→ SOURCE RECORDS
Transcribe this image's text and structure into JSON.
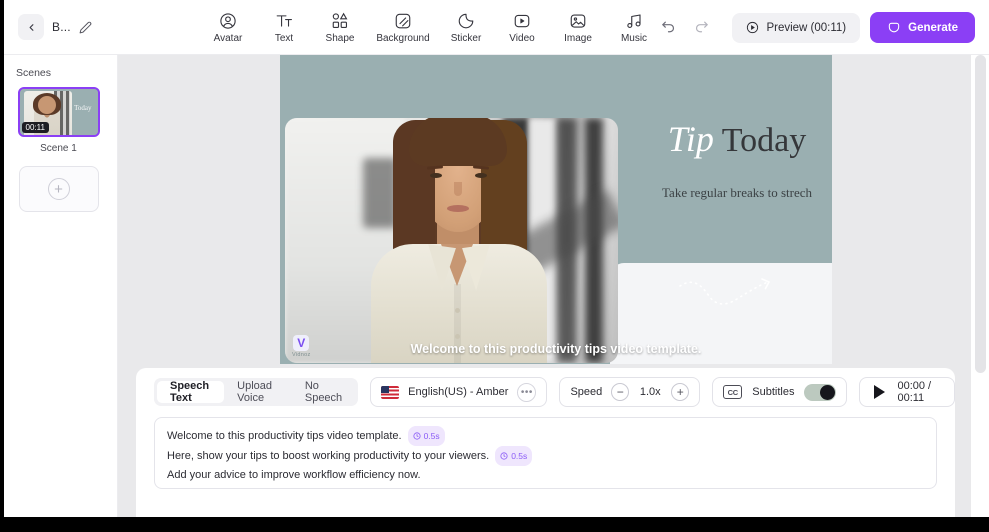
{
  "header": {
    "back_icon": "chevron-left-icon",
    "project_title": "B...",
    "edit_icon": "pencil-icon",
    "tools": [
      {
        "label": "Avatar",
        "icon": "avatar-icon"
      },
      {
        "label": "Text",
        "icon": "text-icon"
      },
      {
        "label": "Shape",
        "icon": "shape-icon"
      },
      {
        "label": "Background",
        "icon": "background-icon"
      },
      {
        "label": "Sticker",
        "icon": "sticker-icon"
      },
      {
        "label": "Video",
        "icon": "video-icon"
      },
      {
        "label": "Image",
        "icon": "image-icon"
      },
      {
        "label": "Music",
        "icon": "music-icon"
      }
    ],
    "undo_icon": "undo-icon",
    "redo_icon": "redo-icon",
    "preview_label": "Preview (00:11)",
    "preview_icon": "play-circle-icon",
    "generate_label": "Generate",
    "generate_icon": "sparkle-icon",
    "accent_color": "#8b3ff5"
  },
  "sidebar": {
    "title": "Scenes",
    "scenes": [
      {
        "name": "Scene 1",
        "duration": "00:11",
        "selected": true
      }
    ],
    "add_scene_icon": "plus-icon"
  },
  "canvas": {
    "background_color": "#9aafb1",
    "title_italic": "Tip",
    "title_regular": "Today",
    "subtitle": "Take regular breaks to strech",
    "squiggle_icon": "dotted-arrow-icon",
    "caption": "Welcome to this productivity tips video template.",
    "logo_mark": "V",
    "logo_text": "Vidnoz",
    "collapse_icon": "chevron-down-icon"
  },
  "controls": {
    "voice_tabs": [
      {
        "label": "Speech Text",
        "active": true
      },
      {
        "label": "Upload Voice",
        "active": false
      },
      {
        "label": "No Speech",
        "active": false
      }
    ],
    "flag_icon": "us-flag-icon",
    "voice_name": "English(US) - Amber",
    "more_icon": "ellipsis-icon",
    "speed_label": "Speed",
    "speed_minus_icon": "minus-circle-icon",
    "speed_value": "1.0x",
    "speed_plus_icon": "plus-circle-icon",
    "cc_icon": "cc-icon",
    "subtitles_label": "Subtitles",
    "subtitles_on": true,
    "play_icon": "play-icon",
    "time_display": "00:00 / 00:11"
  },
  "script": {
    "lines": [
      {
        "text": "Welcome to this productivity tips video template.",
        "pause": "0.5s"
      },
      {
        "text": "Here, show your tips to boost working productivity to your viewers.",
        "pause": "0.5s"
      },
      {
        "text": "Add your advice to improve workflow efficiency now.",
        "pause": ""
      }
    ],
    "pause_icon": "clock-icon"
  }
}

→ WHAT TO WORK ON
From the records above, pull out each line that has "Welcome".

→ RESPONSE
    "caption": "Welcome to this productivity tips video template.",
        "text": "Welcome to this productivity tips video template.",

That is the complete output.